### What is expected
Can you render the records from the first line through the line containing "code-token: 0 (222, 523, 230, 538)" as a Markdown table with columns No. and Line, numbering each row and leaving out blank lines?

● ● ● ● ● ● ●

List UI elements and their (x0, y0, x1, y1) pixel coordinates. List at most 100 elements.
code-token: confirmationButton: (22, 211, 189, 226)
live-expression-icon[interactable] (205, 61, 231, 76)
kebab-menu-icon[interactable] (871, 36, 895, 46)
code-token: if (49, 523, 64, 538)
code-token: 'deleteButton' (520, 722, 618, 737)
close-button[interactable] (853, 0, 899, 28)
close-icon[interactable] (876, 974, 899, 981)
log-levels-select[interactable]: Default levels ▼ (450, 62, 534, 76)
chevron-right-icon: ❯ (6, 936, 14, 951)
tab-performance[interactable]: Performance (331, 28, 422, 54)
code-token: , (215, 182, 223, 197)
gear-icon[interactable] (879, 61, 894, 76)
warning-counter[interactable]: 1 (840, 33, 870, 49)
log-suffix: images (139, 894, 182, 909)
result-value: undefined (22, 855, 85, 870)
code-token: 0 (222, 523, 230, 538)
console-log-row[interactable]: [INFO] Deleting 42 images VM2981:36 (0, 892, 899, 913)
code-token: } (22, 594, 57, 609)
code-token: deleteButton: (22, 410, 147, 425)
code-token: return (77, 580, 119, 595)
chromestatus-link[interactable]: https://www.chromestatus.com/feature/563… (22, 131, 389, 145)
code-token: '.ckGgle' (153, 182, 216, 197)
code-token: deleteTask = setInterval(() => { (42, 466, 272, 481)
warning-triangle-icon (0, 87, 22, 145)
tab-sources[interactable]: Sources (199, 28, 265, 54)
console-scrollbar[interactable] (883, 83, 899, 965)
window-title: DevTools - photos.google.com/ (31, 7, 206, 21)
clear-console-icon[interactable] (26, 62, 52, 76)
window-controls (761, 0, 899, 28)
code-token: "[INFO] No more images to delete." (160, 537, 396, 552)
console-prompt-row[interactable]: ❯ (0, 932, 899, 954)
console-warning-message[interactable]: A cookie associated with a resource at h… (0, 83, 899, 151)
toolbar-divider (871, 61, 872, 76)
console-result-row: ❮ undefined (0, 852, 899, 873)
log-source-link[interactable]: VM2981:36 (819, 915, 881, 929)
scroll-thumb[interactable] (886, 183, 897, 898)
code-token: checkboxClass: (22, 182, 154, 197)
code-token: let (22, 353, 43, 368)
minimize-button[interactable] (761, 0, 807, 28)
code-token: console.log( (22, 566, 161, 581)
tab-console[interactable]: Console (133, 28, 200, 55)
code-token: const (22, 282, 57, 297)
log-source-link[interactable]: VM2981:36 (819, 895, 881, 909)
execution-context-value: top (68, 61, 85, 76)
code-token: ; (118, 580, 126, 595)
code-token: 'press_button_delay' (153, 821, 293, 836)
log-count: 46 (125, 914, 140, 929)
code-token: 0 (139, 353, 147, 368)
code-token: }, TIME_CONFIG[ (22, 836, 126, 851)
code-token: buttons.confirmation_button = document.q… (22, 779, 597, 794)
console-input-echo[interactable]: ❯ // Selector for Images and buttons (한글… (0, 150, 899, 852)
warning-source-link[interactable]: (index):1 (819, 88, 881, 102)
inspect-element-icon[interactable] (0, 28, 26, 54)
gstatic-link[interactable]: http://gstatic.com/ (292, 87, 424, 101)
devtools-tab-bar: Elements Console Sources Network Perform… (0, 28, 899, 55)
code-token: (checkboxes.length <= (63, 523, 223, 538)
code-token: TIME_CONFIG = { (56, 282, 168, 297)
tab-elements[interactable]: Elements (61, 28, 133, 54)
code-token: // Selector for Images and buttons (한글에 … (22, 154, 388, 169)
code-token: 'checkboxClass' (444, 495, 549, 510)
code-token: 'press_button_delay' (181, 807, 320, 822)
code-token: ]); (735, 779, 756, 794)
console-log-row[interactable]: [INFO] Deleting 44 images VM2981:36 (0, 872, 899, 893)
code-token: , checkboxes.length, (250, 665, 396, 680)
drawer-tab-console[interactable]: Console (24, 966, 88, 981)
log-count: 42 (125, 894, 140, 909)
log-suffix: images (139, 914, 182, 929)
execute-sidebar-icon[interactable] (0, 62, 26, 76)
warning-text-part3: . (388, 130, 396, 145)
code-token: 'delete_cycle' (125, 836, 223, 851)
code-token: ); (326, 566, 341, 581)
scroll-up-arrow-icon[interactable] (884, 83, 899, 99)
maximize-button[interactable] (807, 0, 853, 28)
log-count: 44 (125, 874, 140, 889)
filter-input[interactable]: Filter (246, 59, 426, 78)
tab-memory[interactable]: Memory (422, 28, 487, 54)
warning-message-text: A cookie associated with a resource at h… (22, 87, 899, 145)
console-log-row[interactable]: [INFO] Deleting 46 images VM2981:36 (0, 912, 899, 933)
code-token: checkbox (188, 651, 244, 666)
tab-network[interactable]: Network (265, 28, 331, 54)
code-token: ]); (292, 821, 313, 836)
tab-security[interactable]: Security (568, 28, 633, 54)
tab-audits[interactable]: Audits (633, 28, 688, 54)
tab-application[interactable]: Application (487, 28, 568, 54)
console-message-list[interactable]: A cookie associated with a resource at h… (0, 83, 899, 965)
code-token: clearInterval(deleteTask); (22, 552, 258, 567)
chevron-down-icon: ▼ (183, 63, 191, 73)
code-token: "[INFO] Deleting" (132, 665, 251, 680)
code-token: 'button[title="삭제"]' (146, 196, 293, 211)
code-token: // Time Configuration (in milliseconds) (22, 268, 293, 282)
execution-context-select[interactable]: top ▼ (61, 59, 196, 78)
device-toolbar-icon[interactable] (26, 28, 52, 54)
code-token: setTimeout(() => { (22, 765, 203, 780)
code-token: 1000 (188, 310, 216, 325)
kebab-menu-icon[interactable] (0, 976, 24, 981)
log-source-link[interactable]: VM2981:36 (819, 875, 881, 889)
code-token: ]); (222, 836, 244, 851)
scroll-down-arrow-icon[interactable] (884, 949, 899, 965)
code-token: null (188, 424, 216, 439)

● ● ● ● ● ● ●

### Problem solution
| No. | Line |
|---|---|
| 1 | List UI elements and their (x0, y0, x1, y1) pixel coordinates. List at most 100 elements. |
| 2 | code-token: confirmationButton: (22, 211, 189, 226) |
| 3 | live-expression-icon[interactable] (205, 61, 231, 76) |
| 4 | kebab-menu-icon[interactable] (871, 36, 895, 46) |
| 5 | code-token: if (49, 523, 64, 538) |
| 6 | code-token: 'deleteButton' (520, 722, 618, 737) |
| 7 | close-button[interactable] (853, 0, 899, 28) |
| 8 | close-icon[interactable] (876, 974, 899, 981) |
| 9 | log-levels-select[interactable]: Default levels ▼ (450, 62, 534, 76) |
| 10 | chevron-right-icon: ❯ (6, 936, 14, 951) |
| 11 | tab-performance[interactable]: Performance (331, 28, 422, 54) |
| 12 | code-token: , (215, 182, 223, 197) |
| 13 | gear-icon[interactable] (879, 61, 894, 76) |
| 14 | warning-counter[interactable]: 1 (840, 33, 870, 49) |
| 15 | log-suffix: images (139, 894, 182, 909) |
| 16 | result-value: undefined (22, 855, 85, 870) |
| 17 | code-token: 0 (222, 523, 230, 538) |